Set exercise: Copy every line of the listing that holds the string "Alors".

Source records
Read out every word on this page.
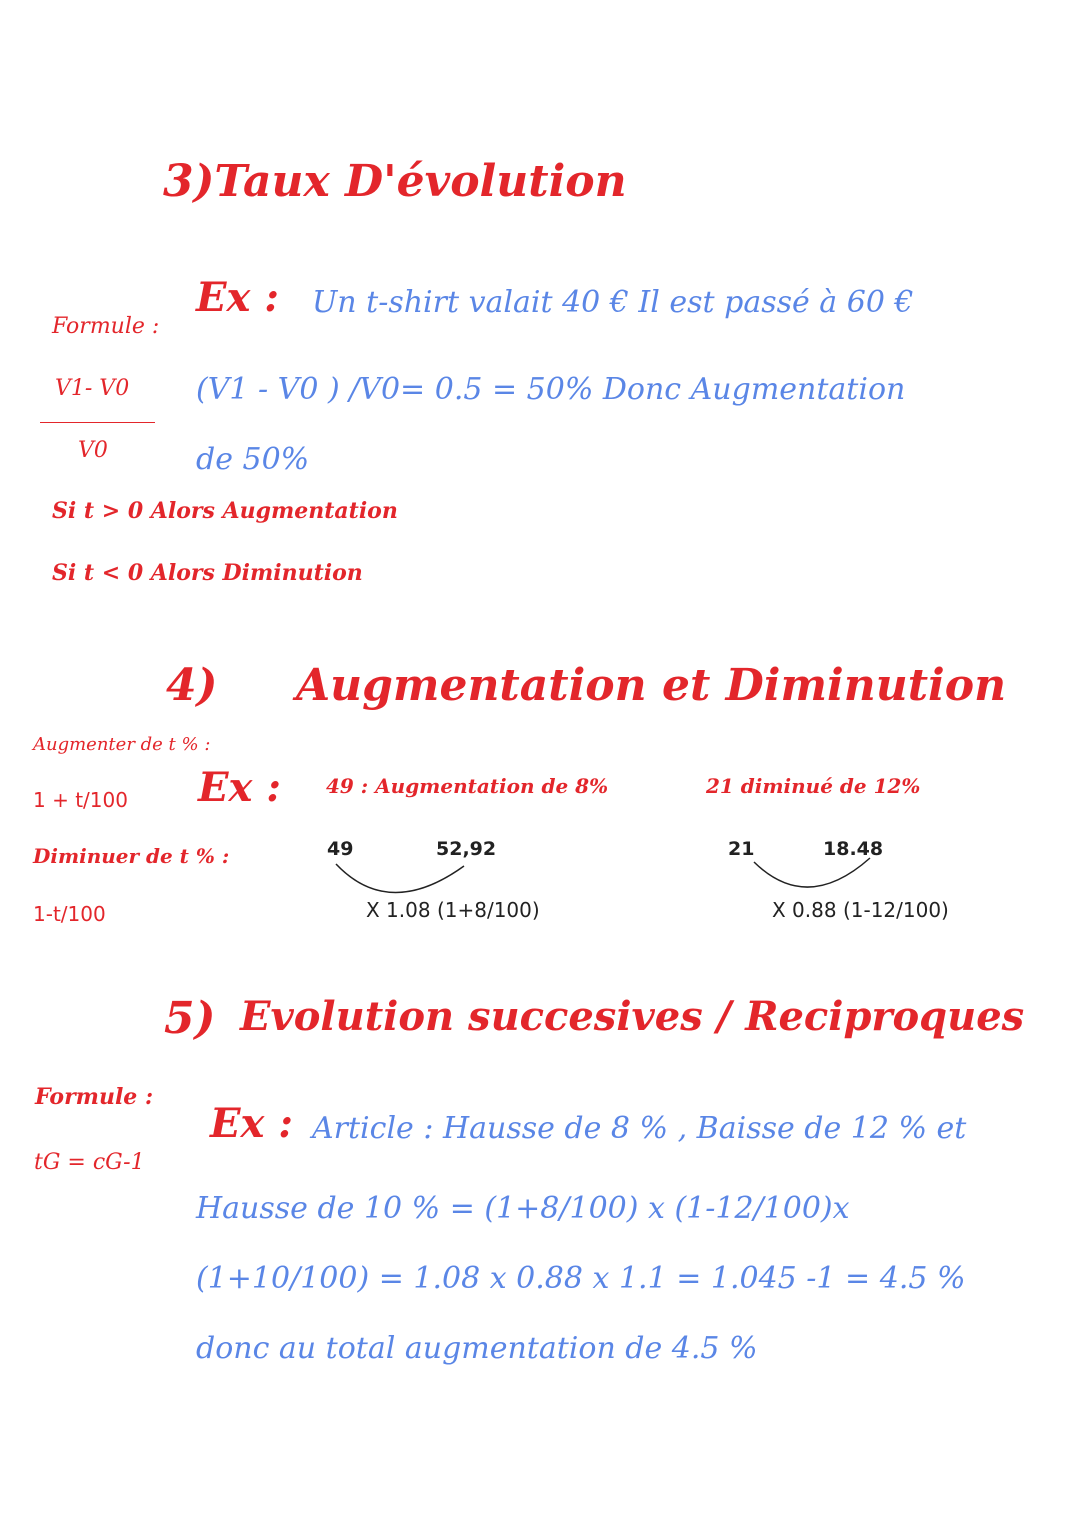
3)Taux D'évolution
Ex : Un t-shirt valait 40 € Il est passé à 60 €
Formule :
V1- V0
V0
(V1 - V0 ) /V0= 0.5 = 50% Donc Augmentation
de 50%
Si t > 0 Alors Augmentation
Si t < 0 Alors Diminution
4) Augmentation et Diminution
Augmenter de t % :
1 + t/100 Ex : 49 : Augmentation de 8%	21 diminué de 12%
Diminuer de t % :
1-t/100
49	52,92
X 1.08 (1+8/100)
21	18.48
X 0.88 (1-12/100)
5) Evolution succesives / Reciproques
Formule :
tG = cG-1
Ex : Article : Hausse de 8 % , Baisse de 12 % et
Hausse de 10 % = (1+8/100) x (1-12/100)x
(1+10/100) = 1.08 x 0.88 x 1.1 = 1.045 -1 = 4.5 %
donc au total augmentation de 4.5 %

Solution to this task:
Si t > 0 Alors Augmentation
Si t < 0 Alors Diminution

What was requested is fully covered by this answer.